◆ **Source records**

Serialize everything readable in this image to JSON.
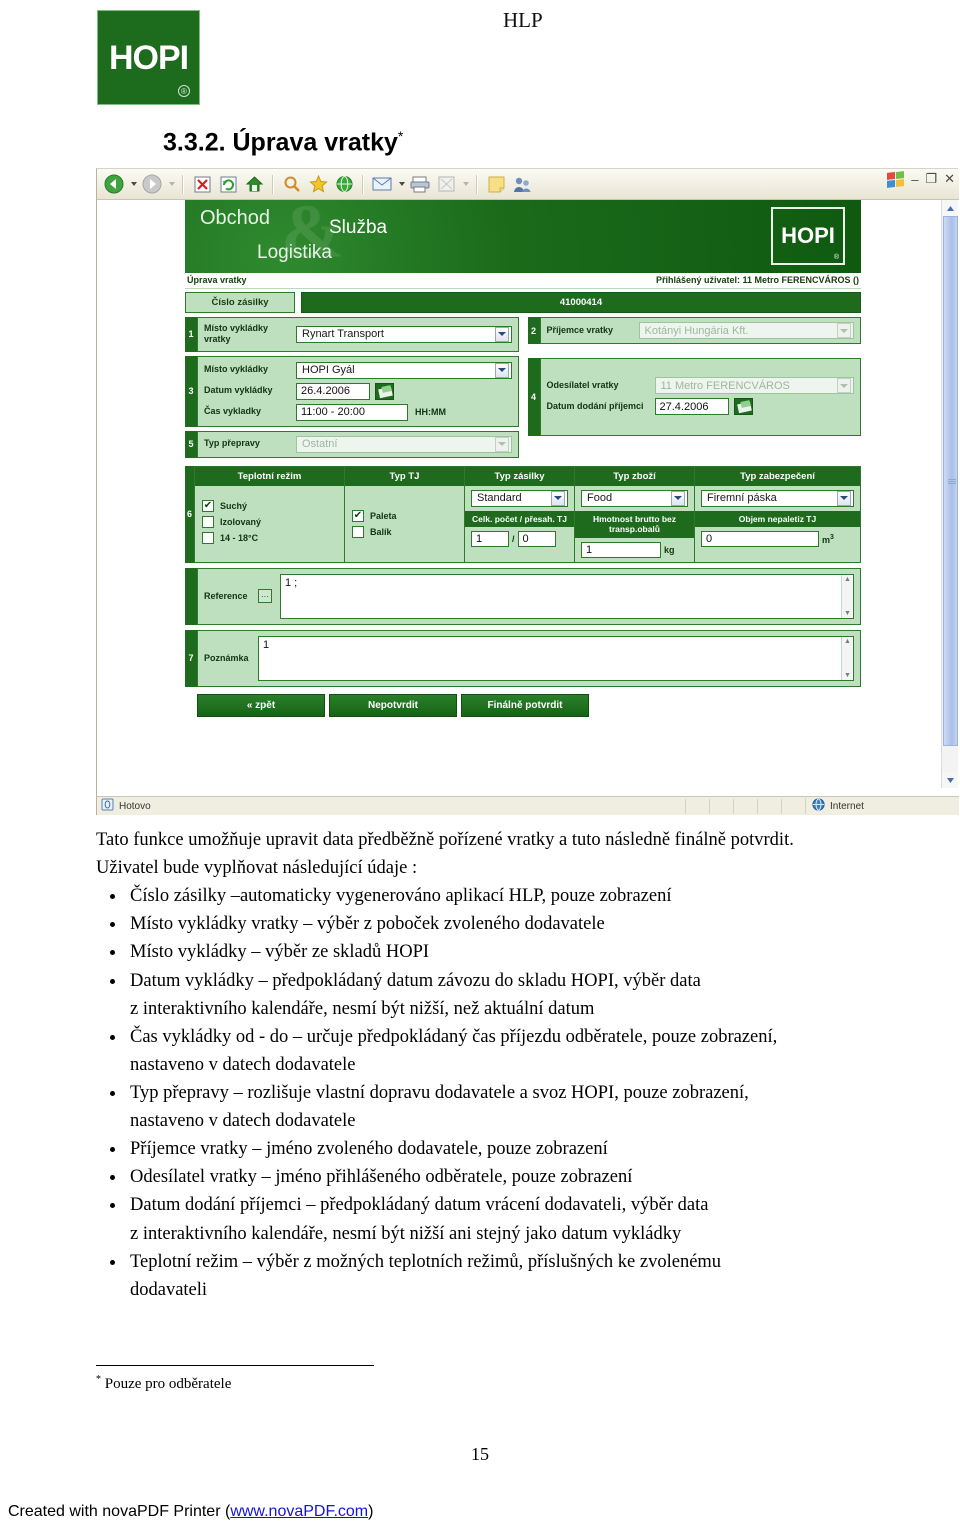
{
  "document": {
    "header_title": "HLP",
    "section_heading": "3.3.2. Úprava vratky",
    "section_heading_marker": "*",
    "footnote_marker": "*",
    "footnote_text": "Pouze pro odběratele",
    "page_number": "15",
    "footer_prefix": "Created with novaPDF Printer (",
    "footer_link": "www.novaPDF.com",
    "footer_suffix": ")"
  },
  "logo": {
    "wordmark": "HOPI",
    "registered": "®"
  },
  "browser": {
    "status_left": "Hotovo",
    "status_zone": "Internet",
    "toolbar_icons": [
      "back-icon",
      "back-dropdown-icon",
      "forward-icon",
      "forward-dropdown-icon",
      "stop-icon",
      "refresh-icon",
      "home-icon",
      "search-icon",
      "favorites-icon",
      "history-icon",
      "mail-icon",
      "mail-dropdown-icon",
      "print-icon",
      "edit-icon",
      "edit-dropdown-icon",
      "notes-icon",
      "messenger-icon"
    ],
    "window_controls": {
      "minimize": "–",
      "restore": "❐",
      "close": "✕"
    }
  },
  "banner": {
    "line1": "Obchod",
    "ampersand": "&",
    "line2": "Služba",
    "line3": "Logistika",
    "logo": "HOPI",
    "logo_registered": "®"
  },
  "app": {
    "page_title": "Úprava vratky",
    "user_label": "Přihlášený uživatel: 11 Metro FERENCVÁROS ()",
    "shipment": {
      "label": "Číslo zásilky",
      "value": "41000414"
    },
    "section1": {
      "number": "1",
      "label": "Místo vykládky vratky",
      "value": "Rynart Transport",
      "disabled": false
    },
    "section2": {
      "number": "2",
      "label": "Příjemce vratky",
      "value": "Kotányi Hungária Kft.",
      "disabled": true
    },
    "section3": {
      "number": "3",
      "place_label": "Místo vykládky",
      "place_value": "HOPI Gyál",
      "date_label": "Datum vykládky",
      "date_value": "26.4.2006",
      "time_label": "Čas vykladky",
      "time_value": "11:00 - 20:00",
      "time_hint": "HH:MM"
    },
    "section4": {
      "number": "4",
      "sender_label": "Odesílatel vratky",
      "sender_value": "11 Metro FERENCVÁROS",
      "delivery_label": "Datum dodání příjemci",
      "delivery_value": "27.4.2006"
    },
    "section5": {
      "number": "5",
      "label": "Typ přepravy",
      "value": "Ostatní",
      "disabled": true
    },
    "section6": {
      "number": "6",
      "columns": [
        {
          "header": "Teplotní režim"
        },
        {
          "header": "Typ TJ"
        },
        {
          "header": "Typ zásilky"
        },
        {
          "header": "Typ zboží"
        },
        {
          "header": "Typ zabezpečení"
        }
      ],
      "temperature_options": [
        {
          "label": "Suchý",
          "checked": true
        },
        {
          "label": "Izolovaný",
          "checked": false
        },
        {
          "label": "14 - 18°C",
          "checked": false
        }
      ],
      "tj_options": [
        {
          "label": "Paleta",
          "checked": true
        },
        {
          "label": "Balík",
          "checked": false
        }
      ],
      "shipment_type": "Standard",
      "goods_type": "Food",
      "security_type": "Firemní páska",
      "count_sublabel": "Celk. počet / přesah. TJ",
      "count_value": "1",
      "count_separator": "/",
      "overhang_value": "0",
      "weight_sublabel": "Hmotnost brutto bez transp.obalů",
      "weight_value": "1",
      "weight_unit": "kg",
      "volume_sublabel": "Objem nepaletiz TJ",
      "volume_value": "0",
      "volume_unit": "m",
      "volume_unit_sup": "3"
    },
    "reference": {
      "label": "Reference",
      "button": "···",
      "value": "1 ;"
    },
    "note": {
      "number": "7",
      "label": "Poznámka",
      "value": "1"
    },
    "buttons": [
      {
        "label": "« zpět"
      },
      {
        "label": "Nepotvrdit"
      },
      {
        "label": "Finálně potvrdit"
      }
    ]
  },
  "body": {
    "intro1": "Tato funkce umožňuje upravit data předběžně pořízené vratky a tuto následně finálně potvrdit.",
    "intro2": "Uživatel bude vyplňovat následující údaje :",
    "bullets": [
      {
        "text": "Číslo zásilky –automaticky vygenerováno aplikací HLP,  pouze zobrazení"
      },
      {
        "text": "Místo vykládky vratky – výběr z poboček zvoleného dodavatele"
      },
      {
        "text": "Místo vykládky – výběr ze skladů HOPI"
      },
      {
        "text": "Datum vykládky – předpokládaný datum závozu do skladu HOPI, výběr data",
        "cont": "z interaktivního kalendáře, nesmí být nižší, než aktuální datum"
      },
      {
        "text": "Čas vykládky od - do – určuje předpokládaný čas příjezdu odběratele, pouze zobrazení,",
        "cont": "nastaveno v datech dodavatele"
      },
      {
        "text": "Typ přepravy – rozlišuje vlastní dopravu dodavatele a svoz HOPI, pouze zobrazení,",
        "cont": "nastaveno v datech dodavatele"
      },
      {
        "text": "Příjemce vratky – jméno zvoleného dodavatele, pouze zobrazení"
      },
      {
        "text": "Odesílatel vratky –  jméno přihlášeného odběratele, pouze zobrazení"
      },
      {
        "text": "Datum dodání příjemci – předpokládaný datum vrácení dodavateli, výběr data",
        "cont": "z interaktivního kalendáře, nesmí být nižší ani stejný jako datum vykládky"
      },
      {
        "text": "Teplotní režim – výběr z možných teplotních režimů, příslušných ke zvolenému",
        "cont": "dodavateli"
      }
    ]
  }
}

◆ **Task directions**
Find each line holding the word "zobrazení" and copy it.

◆ **Correct output**
        "text": "Číslo zásilky –automaticky vygenerováno aplikací HLP,  pouze zobrazení"
        "text": "Čas vykládky od - do – určuje předpokládaný čas příjezdu odběratele, pouze zobrazení,",
        "text": "Typ přepravy – rozlišuje vlastní dopravu dodavatele a svoz HOPI, pouze zobrazení,",
        "text": "Příjemce vratky – jméno zvoleného dodavatele, pouze zobrazení"
        "text": "Odesílatel vratky –  jméno přihlášeného odběratele, pouze zobrazení"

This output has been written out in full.